> [Material]:
******************************

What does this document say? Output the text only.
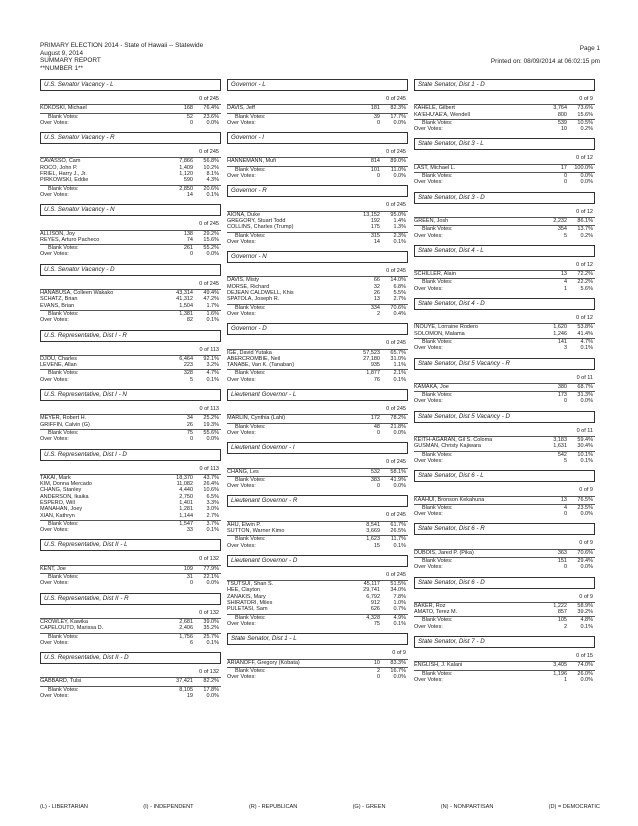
PRIMARY ELECTION 2014 - State of Hawaii -- Statewide
August 9, 2014
SUMMARY REPORT
**NUMBER 1**
Page 1
Printed on: 08/09/2014 at 06:02:15 pm
U.S. Senator Vacancy - L
0 of 245
KOKOSKI, Michael	168	76.4%
Blank Votes:	52	23.6%
Over Votes:	0	0.0%
U.S. Senator Vacancy - R
0 of 245
CAVASSO, Cam	7,866	56.8%
ROCO, John P.	1,409	10.2%
FRIEL, Harry J., Jr.	1,120	8.1%
PIRKOWSKI, Eddie	590	4.3%
Blank Votes:	2,850	20.6%
Over Votes:	14	0.1%
U.S. Senator Vacancy - N
0 of 245
ALLISON, Joy	138	29.2%
REYES, Arturo Pacheco	74	15.6%
Blank Votes:	261	55.2%
Over Votes:	0	0.0%
U.S. Senator Vacancy - D
0 of 245
HANABUSA, Colleen Wakako	43,314	49.4%
SCHATZ, Brian	41,312	47.2%
EVANS, Brian	1,504	1.7%
Blank Votes:	1,381	1.6%
Over Votes:	82	0.1%
U.S. Representative, Dist I - R
0 of 113
DJOU, Charles	6,464	92.1%
LEVENE, Allan	223	3.2%
Blank Votes:	328	4.7%
Over Votes:	5	0.1%
U.S. Representative, Dist I - N
0 of 113
MEYER, Robert H.	34	25.2%
GRIFFIN, Calvin (G)	26	19.3%
Blank Votes:	75	55.6%
Over Votes:	0	0.0%
U.S. Representative, Dist I - D
0 of 113
TAKAI, Mark	18,370	43.7%
KIM, Donna Mercado	11,082	26.4%
CHANG, Stanley	4,440	10.6%
ANDERSON, Ikaika	2,750	6.5%
ESPERO, Will	1,401	3.3%
MANAHAN, Joey	1,281	3.0%
XIAN, Kathryn	1,144	2.7%
Blank Votes:	1,547	3.7%
Over Votes:	33	0.1%
U.S. Representative, Dist II - L
0 of 132
KENT, Joe	109	77.9%
Blank Votes:	31	22.1%
Over Votes:	0	0.0%
U.S. Representative, Dist II - R
0 of 132
CROWLEY, Kawika	2,681	39.0%
CAPELOUTO, Marissa D.	2,406	35.2%
Blank Votes:	1,756	25.7%
Over Votes:	6	0.1%
U.S. Representative, Dist II - D
0 of 132
GABBARD, Tulsi	37,421	82.2%
Blank Votes:	8,105	17.8%
Over Votes:	19	0.0%
Governor - L
0 of 245
DAVIS, Jeff	181	82.3%
Blank Votes:	39	17.7%
Over Votes:	0	0.0%
Governor - I
0 of 245
HANNEMANN, Mufi	814	89.0%
Blank Votes:	101	11.0%
Over Votes:	0	0.0%
Governor - R
0 of 245
AIONA, Duke	13,152	95.0%
GREGORY, Stuart Todd	192	1.4%
COLLINS, Charles (Trump)	175	1.3%
Blank Votes:	315	2.3%
Over Votes:	14	0.1%
Governor - N
0 of 245
DAVIS, Misty	66	14.0%
MORSE, Richard	32	6.8%
DEJEAN CALDWELL, Khis	26	5.5%
SPATOLA, Joseph R.	13	2.7%
Blank Votes:	334	70.6%
Over Votes:	2	0.4%
Governor - D
0 of 245
IGE, David Yutaka	57,523	65.7%
ABERCROMBIE, Neil	27,180	31.0%
TANABE, Van K. (Tanaban)	935	1.1%
Blank Votes:	1,877	2.1%
Over Votes:	76	0.1%
Lieutenant Governor - L
0 of 245
MARLIN, Cynthia (Lahi)	172	78.2%
Blank Votes:	48	21.8%
Over Votes:	0	0.0%
Lieutenant Governor - I
0 of 245
CHANG, Les	532	58.1%
Blank Votes:	383	41.9%
Over Votes:	0	0.0%
Lieutenant Governor - R
0 of 245
AHU, Elwin P.	8,541	61.7%
SUTTON, Warner Kimo	3,669	26.5%
Blank Votes:	1,623	11.7%
Over Votes:	15	0.1%
Lieutenant Governor - D
0 of 245
TSUTSUI, Shan S.	45,117	51.5%
HEE, Clayton	29,741	34.0%
ZANAKIS, Mary	6,792	7.8%
SHIRATORI, Miles	912	1.0%
PULETASI, Sam	626	0.7%
Blank Votes:	4,328	4.9%
Over Votes:	75	0.1%
State Senator, Dist 1 - L
0 of 9
ARIANOFF, Gregory (Kobata)	10	83.3%
Blank Votes:	2	16.7%
Over Votes:	0	0.0%
State Senator, Dist 1 - D
0 of 9
KAHELE, Gilbert	3,764	73.6%
KA'EHU'AE'A, Wendell	800	15.6%
Blank Votes:	539	10.5%
Over Votes:	10	0.2%
State Senator, Dist 3 - L
0 of 12
LAST, Michael L.	17	100.0%
Blank Votes:	0	0.0%
Over Votes:	0	0.0%
State Senator, Dist 3 - D
0 of 12
GREEN, Josh	2,232	86.1%
Blank Votes:	354	13.7%
Over Votes:	5	0.2%
State Senator, Dist 4 - L
0 of 12
SCHILLER, Alain	13	72.2%
Blank Votes:	4	22.2%
Over Votes:	1	5.6%
State Senator, Dist 4 - D
0 of 12
INOUYE, Lorraine Rodero	1,620	53.8%
SOLOMON, Malama	1,246	41.4%
Blank Votes:	141	4.7%
Over Votes:	3	0.1%
State Senator, Dist 5 Vacancy - R
0 of 11
KAMAKA, Joe	380	68.7%
Blank Votes:	173	31.3%
Over Votes:	0	0.0%
State Senator, Dist 5 Vacancy - D
0 of 11
KEITH-AGARAN, Gil S. Coloma	3,183	59.4%
GUSMAN, Christy Kajiwara	1,631	30.4%
Blank Votes:	542	10.1%
Over Votes:	5	0.1%
State Senator, Dist 6 - L
0 of 9
KAAHUI, Bronson Kekahuna	13	76.5%
Blank Votes:	4	23.5%
Over Votes:	0	0.0%
State Senator, Dist 6 - R
0 of 9
DUBOIS, Jared P. (Pika)	363	70.6%
Blank Votes:	151	29.4%
Over Votes:	0	0.0%
State Senator, Dist 6 - D
0 of 9
BAKER, Roz	1,222	58.9%
AMATO, Terez M.	857	39.2%
Blank Votes:	105	4.8%
Over Votes:	2	0.1%
State Senator, Dist 7 - D
0 of 15
ENGLISH, J. Kalani	3,405	74.0%
Blank Votes:	1,196	26.0%
Over Votes:	1	0.0%
(L) - LIBERTARIAN	(I) - INDEPENDENT	(R) - REPUBLICAN	(G) - GREEN	(N) - NONPARTISAN	(D) = DEMOCRATIC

******************************

> [Problem]:
Return the full material word for word. Do not include the pictures.

> [Final answer]:
What does this document say? Output the text only.
PRIMARY ELECTION 2014 - State of Hawaii -- Statewide
August 9, 2014
SUMMARY REPORT
**NUMBER 1**
Page 1
Printed on: 08/09/2014 at 06:02:15 pm
U.S. Senator Vacancy - L
0 of 245
KOKOSKI, Michael	168	76.4%
Blank Votes:	52	23.6%
Over Votes:	0	0.0%
U.S. Senator Vacancy - R
0 of 245
CAVASSO, Cam	7,866	56.8%
ROCO, John P.	1,409	10.2%
FRIEL, Harry J., Jr.	1,120	8.1%
PIRKOWSKI, Eddie	590	4.3%
Blank Votes:	2,850	20.6%
Over Votes:	14	0.1%
U.S. Senator Vacancy - N
0 of 245
ALLISON, Joy	138	29.2%
REYES, Arturo Pacheco	74	15.6%
Blank Votes:	261	55.2%
Over Votes:	0	0.0%
U.S. Senator Vacancy - D
0 of 245
HANABUSA, Colleen Wakako	43,314	49.4%
SCHATZ, Brian	41,312	47.2%
EVANS, Brian	1,504	1.7%
Blank Votes:	1,381	1.6%
Over Votes:	82	0.1%
U.S. Representative, Dist I - R
0 of 113
DJOU, Charles	6,464	92.1%
LEVENE, Allan	223	3.2%
Blank Votes:	328	4.7%
Over Votes:	5	0.1%
U.S. Representative, Dist I - N
0 of 113
MEYER, Robert H.	34	25.2%
GRIFFIN, Calvin (G)	26	19.3%
Blank Votes:	75	55.6%
Over Votes:	0	0.0%
U.S. Representative, Dist I - D
0 of 113
TAKAI, Mark	18,370	43.7%
KIM, Donna Mercado	11,082	26.4%
CHANG, Stanley	4,440	10.6%
ANDERSON, Ikaika	2,750	6.5%
ESPERO, Will	1,401	3.3%
MANAHAN, Joey	1,281	3.0%
XIAN, Kathryn	1,144	2.7%
Blank Votes:	1,547	3.7%
Over Votes:	33	0.1%
U.S. Representative, Dist II - L
0 of 132
KENT, Joe	109	77.9%
Blank Votes:	31	22.1%
Over Votes:	0	0.0%
U.S. Representative, Dist II - R
0 of 132
CROWLEY, Kawika	2,681	39.0%
CAPELOUTO, Marissa D.	2,406	35.2%
Blank Votes:	1,756	25.7%
Over Votes:	6	0.1%
U.S. Representative, Dist II - D
0 of 132
GABBARD, Tulsi	37,421	82.2%
Blank Votes:	8,105	17.8%
Over Votes:	19	0.0%
Governor - L
0 of 245
DAVIS, Jeff	181	82.3%
Blank Votes:	39	17.7%
Over Votes:	0	0.0%
Governor - I
0 of 245
HANNEMANN, Mufi	814	89.0%
Blank Votes:	101	11.0%
Over Votes:	0	0.0%
Governor - R
0 of 245
AIONA, Duke	13,152	95.0%
GREGORY, Stuart Todd	192	1.4%
COLLINS, Charles (Trump)	175	1.3%
Blank Votes:	315	2.3%
Over Votes:	14	0.1%
Governor - N
0 of 245
DAVIS, Misty	66	14.0%
MORSE, Richard	32	6.8%
DEJEAN CALDWELL, Khis	26	5.5%
SPATOLA, Joseph R.	13	2.7%
Blank Votes:	334	70.6%
Over Votes:	2	0.4%
Governor - D
0 of 245
IGE, David Yutaka	57,523	65.7%
ABERCROMBIE, Neil	27,180	31.0%
TANABE, Van K. (Tanaban)	935	1.1%
Blank Votes:	1,877	2.1%
Over Votes:	76	0.1%
Lieutenant Governor - L
0 of 245
MARLIN, Cynthia (Lahi)	172	78.2%
Blank Votes:	48	21.8%
Over Votes:	0	0.0%
Lieutenant Governor - I
0 of 245
CHANG, Les	532	58.1%
Blank Votes:	383	41.9%
Over Votes:	0	0.0%
Lieutenant Governor - R
0 of 245
AHU, Elwin P.	8,541	61.7%
SUTTON, Warner Kimo	3,669	26.5%
Blank Votes:	1,623	11.7%
Over Votes:	15	0.1%
Lieutenant Governor - D
0 of 245
TSUTSUI, Shan S.	45,117	51.5%
HEE, Clayton	29,741	34.0%
ZANAKIS, Mary	6,792	7.8%
SHIRATORI, Miles	912	1.0%
PULETASI, Sam	626	0.7%
Blank Votes:	4,328	4.9%
Over Votes:	75	0.1%
State Senator, Dist 1 - L
0 of 9
ARIANOFF, Gregory (Kobata)	10	83.3%
Blank Votes:	2	16.7%
Over Votes:	0	0.0%
State Senator, Dist 1 - D
0 of 9
KAHELE, Gilbert	3,764	73.6%
KA'EHU'AE'A, Wendell	800	15.6%
Blank Votes:	539	10.5%
Over Votes:	10	0.2%
State Senator, Dist 3 - L
0 of 12
LAST, Michael L.	17	100.0%
Blank Votes:	0	0.0%
Over Votes:	0	0.0%
State Senator, Dist 3 - D
0 of 12
GREEN, Josh	2,232	86.1%
Blank Votes:	354	13.7%
Over Votes:	5	0.2%
State Senator, Dist 4 - L
0 of 12
SCHILLER, Alain	13	72.2%
Blank Votes:	4	22.2%
Over Votes:	1	5.6%
State Senator, Dist 4 - D
0 of 12
INOUYE, Lorraine Rodero	1,620	53.8%
SOLOMON, Malama	1,246	41.4%
Blank Votes:	141	4.7%
Over Votes:	3	0.1%
State Senator, Dist 5 Vacancy - R
0 of 11
KAMAKA, Joe	380	68.7%
Blank Votes:	173	31.3%
Over Votes:	0	0.0%
State Senator, Dist 5 Vacancy - D
0 of 11
KEITH-AGARAN, Gil S. Coloma	3,183	59.4%
GUSMAN, Christy Kajiwara	1,631	30.4%
Blank Votes:	542	10.1%
Over Votes:	5	0.1%
State Senator, Dist 6 - L
0 of 9
KAAHUI, Bronson Kekahuna	13	76.5%
Blank Votes:	4	23.5%
Over Votes:	0	0.0%
State Senator, Dist 6 - R
0 of 9
DUBOIS, Jared P. (Pika)	363	70.6%
Blank Votes:	151	29.4%
Over Votes:	0	0.0%
State Senator, Dist 6 - D
0 of 9
BAKER, Roz	1,222	58.9%
AMATO, Terez M.	857	39.2%
Blank Votes:	105	4.8%
Over Votes:	2	0.1%
State Senator, Dist 7 - D
0 of 15
ENGLISH, J. Kalani	3,405	74.0%
Blank Votes:	1,196	26.0%
Over Votes:	1	0.0%
(L) - LIBERTARIAN	(I) - INDEPENDENT	(R) - REPUBLICAN	(G) - GREEN	(N) - NONPARTISAN	(D) = DEMOCRATIC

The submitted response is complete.